▶ _EXERCISE BRIEF_: List all the lines in these records that hold "this".

▶ _DATA ROWS_:
::::

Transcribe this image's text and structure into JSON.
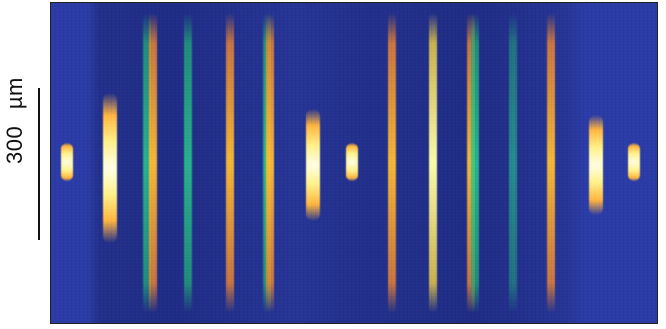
{
  "scale": {
    "value": "300",
    "unit": "µm"
  },
  "image": {
    "palette": {
      "background": "#2a3aa0",
      "fringe_green": "#22aa78",
      "fringe_orange": "#ff8c28",
      "fringe_yellow": "#fff18a"
    }
  }
}
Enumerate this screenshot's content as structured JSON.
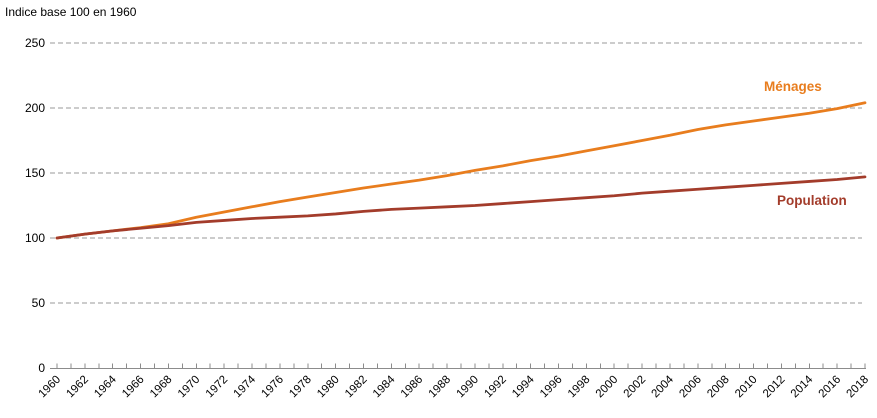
{
  "title": "Indice base 100 en 1960",
  "chart_data": {
    "type": "line",
    "title": "Indice base 100 en 1960",
    "x_start": 1960,
    "x_end": 2018,
    "x_data_step": 2,
    "x_label_step": 2,
    "x_tick_step": 1,
    "categories": [
      1960,
      1962,
      1964,
      1966,
      1968,
      1970,
      1972,
      1974,
      1976,
      1978,
      1980,
      1982,
      1984,
      1986,
      1988,
      1990,
      1992,
      1994,
      1996,
      1998,
      2000,
      2002,
      2004,
      2006,
      2008,
      2010,
      2012,
      2014,
      2016,
      2018
    ],
    "series": [
      {
        "name": "Ménages",
        "color": "#e87d1e",
        "values": [
          100,
          103,
          105.5,
          108,
          111,
          116,
          120,
          124,
          128,
          131.5,
          135,
          138.5,
          141.5,
          144.5,
          148,
          152,
          155.5,
          159.5,
          163,
          167,
          171,
          175,
          179,
          183.5,
          187,
          190,
          193,
          196,
          199.5,
          204
        ]
      },
      {
        "name": "Population",
        "color": "#a33c2b",
        "values": [
          100,
          103,
          105.5,
          107.5,
          109.5,
          112,
          113.5,
          115,
          116,
          117,
          118.5,
          120.5,
          122,
          123,
          124,
          125,
          126.5,
          128,
          129.5,
          131,
          132.5,
          134.5,
          136,
          137.5,
          139,
          140.5,
          142,
          143.5,
          145,
          147
        ]
      }
    ],
    "ylim": [
      0,
      250
    ],
    "yticks": [
      0,
      50,
      100,
      150,
      200,
      250
    ],
    "grid": "horizontal-dashed",
    "legend_position": "inline-end-of-line-labels",
    "xlabel": "",
    "ylabel": ""
  }
}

::::

▶ _SOLUTION_:
Transcribe this image's text and structure into JSON.
Enumerate this screenshot's content as structured JSON.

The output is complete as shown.